Reproduce each of the lines below character for character, keeping them in their original order.

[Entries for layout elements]
+++
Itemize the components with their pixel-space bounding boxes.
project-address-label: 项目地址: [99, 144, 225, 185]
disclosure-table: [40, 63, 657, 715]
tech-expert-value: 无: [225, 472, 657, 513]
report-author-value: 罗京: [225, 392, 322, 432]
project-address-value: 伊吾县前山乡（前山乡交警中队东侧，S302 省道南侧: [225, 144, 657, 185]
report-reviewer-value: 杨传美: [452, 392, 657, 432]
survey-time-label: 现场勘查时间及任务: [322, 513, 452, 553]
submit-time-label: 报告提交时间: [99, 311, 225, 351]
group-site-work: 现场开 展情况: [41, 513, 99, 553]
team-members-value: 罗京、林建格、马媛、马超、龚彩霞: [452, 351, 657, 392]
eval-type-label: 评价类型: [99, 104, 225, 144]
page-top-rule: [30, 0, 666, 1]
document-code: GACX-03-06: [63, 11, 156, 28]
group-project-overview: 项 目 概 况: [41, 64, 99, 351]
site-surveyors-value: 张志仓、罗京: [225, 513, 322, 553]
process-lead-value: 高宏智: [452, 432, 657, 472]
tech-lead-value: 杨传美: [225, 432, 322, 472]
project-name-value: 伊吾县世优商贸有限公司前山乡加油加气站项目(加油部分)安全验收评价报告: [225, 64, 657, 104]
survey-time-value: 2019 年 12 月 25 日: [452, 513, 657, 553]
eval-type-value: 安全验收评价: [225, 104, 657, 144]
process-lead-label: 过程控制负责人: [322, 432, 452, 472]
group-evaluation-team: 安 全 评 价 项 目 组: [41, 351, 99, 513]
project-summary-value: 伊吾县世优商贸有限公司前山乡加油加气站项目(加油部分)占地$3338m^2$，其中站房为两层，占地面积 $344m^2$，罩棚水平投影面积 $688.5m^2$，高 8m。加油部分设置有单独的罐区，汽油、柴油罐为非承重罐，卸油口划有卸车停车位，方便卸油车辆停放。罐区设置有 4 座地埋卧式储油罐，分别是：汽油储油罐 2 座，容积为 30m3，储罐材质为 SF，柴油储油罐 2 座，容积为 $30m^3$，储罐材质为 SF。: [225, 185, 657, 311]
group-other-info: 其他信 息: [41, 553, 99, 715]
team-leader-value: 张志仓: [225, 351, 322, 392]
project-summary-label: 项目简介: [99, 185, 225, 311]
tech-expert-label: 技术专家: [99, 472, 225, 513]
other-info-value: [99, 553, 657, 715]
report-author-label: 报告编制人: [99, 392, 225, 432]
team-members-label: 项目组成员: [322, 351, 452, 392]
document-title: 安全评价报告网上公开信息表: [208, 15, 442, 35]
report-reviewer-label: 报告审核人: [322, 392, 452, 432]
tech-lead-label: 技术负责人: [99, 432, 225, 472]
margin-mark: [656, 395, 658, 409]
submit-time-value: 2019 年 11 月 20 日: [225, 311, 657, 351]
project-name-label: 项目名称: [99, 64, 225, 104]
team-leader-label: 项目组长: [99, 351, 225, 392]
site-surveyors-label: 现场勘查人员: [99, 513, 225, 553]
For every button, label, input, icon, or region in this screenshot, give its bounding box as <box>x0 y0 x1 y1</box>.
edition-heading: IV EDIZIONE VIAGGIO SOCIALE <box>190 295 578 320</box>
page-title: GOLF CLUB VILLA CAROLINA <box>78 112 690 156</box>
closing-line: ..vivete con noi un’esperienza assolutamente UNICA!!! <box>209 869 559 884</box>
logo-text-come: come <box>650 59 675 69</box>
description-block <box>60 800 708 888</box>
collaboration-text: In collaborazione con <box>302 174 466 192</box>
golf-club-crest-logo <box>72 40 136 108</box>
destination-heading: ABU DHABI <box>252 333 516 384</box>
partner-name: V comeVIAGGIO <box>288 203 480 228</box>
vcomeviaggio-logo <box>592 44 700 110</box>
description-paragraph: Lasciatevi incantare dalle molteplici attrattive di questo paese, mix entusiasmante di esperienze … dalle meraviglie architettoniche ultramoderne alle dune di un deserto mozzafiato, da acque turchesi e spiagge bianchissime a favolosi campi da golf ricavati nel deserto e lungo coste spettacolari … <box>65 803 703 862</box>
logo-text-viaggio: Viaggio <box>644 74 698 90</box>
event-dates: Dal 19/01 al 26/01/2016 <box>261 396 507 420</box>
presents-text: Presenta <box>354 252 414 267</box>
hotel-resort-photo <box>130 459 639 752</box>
+++
» Result of this exercise:
Itemize the components with their pixel-space bounding boxes.
project-address-label: 项目地址: [99, 144, 225, 185]
disclosure-table: [40, 63, 657, 715]
tech-expert-value: 无: [225, 472, 657, 513]
report-author-value: 罗京: [225, 392, 322, 432]
project-address-value: 伊吾县前山乡（前山乡交警中队东侧，S302 省道南侧: [225, 144, 657, 185]
report-reviewer-value: 杨传美: [452, 392, 657, 432]
survey-time-label: 现场勘查时间及任务: [322, 513, 452, 553]
submit-time-label: 报告提交时间: [99, 311, 225, 351]
group-site-work: 现场开 展情况: [41, 513, 99, 553]
team-members-value: 罗京、林建格、马媛、马超、龚彩霞: [452, 351, 657, 392]
eval-type-label: 评价类型: [99, 104, 225, 144]
page-top-rule: [30, 0, 666, 1]
document-code: GACX-03-06: [63, 11, 156, 28]
group-project-overview: 项 目 概 况: [41, 64, 99, 351]
site-surveyors-value: 张志仓、罗京: [225, 513, 322, 553]
process-lead-value: 高宏智: [452, 432, 657, 472]
tech-lead-value: 杨传美: [225, 432, 322, 472]
project-name-value: 伊吾县世优商贸有限公司前山乡加油加气站项目(加油部分)安全验收评价报告: [225, 64, 657, 104]
survey-time-value: 2019 年 12 月 25 日: [452, 513, 657, 553]
eval-type-value: 安全验收评价: [225, 104, 657, 144]
process-lead-label: 过程控制负责人: [322, 432, 452, 472]
group-evaluation-team: 安 全 评 价 项 目 组: [41, 351, 99, 513]
project-summary-value: 伊吾县世优商贸有限公司前山乡加油加气站项目(加油部分)占地$3338m^2$，其中站房为两层，占地面积 $344m^2$，罩棚水平投影面积 $688.5m^2$，高 8m。加油部分设置有单独的罐区，汽油、柴油罐为非承重罐，卸油口划有卸车停车位，方便卸油车辆停放。罐区设置有 4 座地埋卧式储油罐，分别是：汽油储油罐 2 座，容积为 30m3，储罐材质为 SF，柴油储油罐 2 座，容积为 $30m^3$，储罐材质为 SF。: [225, 185, 657, 311]
group-other-info: 其他信 息: [41, 553, 99, 715]
team-leader-value: 张志仓: [225, 351, 322, 392]
project-summary-label: 项目简介: [99, 185, 225, 311]
tech-expert-label: 技术专家: [99, 472, 225, 513]
other-info-value: [99, 553, 657, 715]
report-author-label: 报告编制人: [99, 392, 225, 432]
team-members-label: 项目组成员: [322, 351, 452, 392]
document-title: 安全评价报告网上公开信息表: [208, 15, 442, 35]
report-reviewer-label: 报告审核人: [322, 392, 452, 432]
tech-lead-label: 技术负责人: [99, 432, 225, 472]
margin-mark: [656, 395, 658, 409]
submit-time-value: 2019 年 11 月 20 日: [225, 311, 657, 351]
project-name-label: 项目名称: [99, 64, 225, 104]
team-leader-label: 项目组长: [99, 351, 225, 392]
site-surveyors-label: 现场勘查人员: [99, 513, 225, 553]
For every button, label, input, icon, or region in this screenshot, give its bounding box as <box>x0 y0 x1 y1</box>.
edition-heading: IV EDIZIONE VIAGGIO SOCIALE <box>190 295 578 320</box>
page-title: GOLF CLUB VILLA CAROLINA <box>78 112 690 156</box>
closing-line: ..vivete con noi un’esperienza assolutamente UNICA!!! <box>209 869 559 884</box>
logo-text-come: come <box>650 59 675 69</box>
description-block <box>60 800 708 888</box>
collaboration-text: In collaborazione con <box>302 174 466 192</box>
golf-club-crest-logo <box>72 40 136 108</box>
destination-heading: ABU DHABI <box>252 333 516 384</box>
partner-name: V comeVIAGGIO <box>288 203 480 228</box>
vcomeviaggio-logo <box>592 44 700 110</box>
description-paragraph: Lasciatevi incantare dalle molteplici attrattive di questo paese, mix entusiasmante di esperienze … dalle meraviglie architettoniche ultramoderne alle dune di un deserto mozzafiato, da acque turchesi e spiagge bianchissime a favolosi campi da golf ricavati nel deserto e lungo coste spettacolari … <box>65 803 703 862</box>
logo-text-viaggio: Viaggio <box>644 74 698 90</box>
event-dates: Dal 19/01 al 26/01/2016 <box>261 396 507 420</box>
presents-text: Presenta <box>354 252 414 267</box>
hotel-resort-photo <box>130 459 639 752</box>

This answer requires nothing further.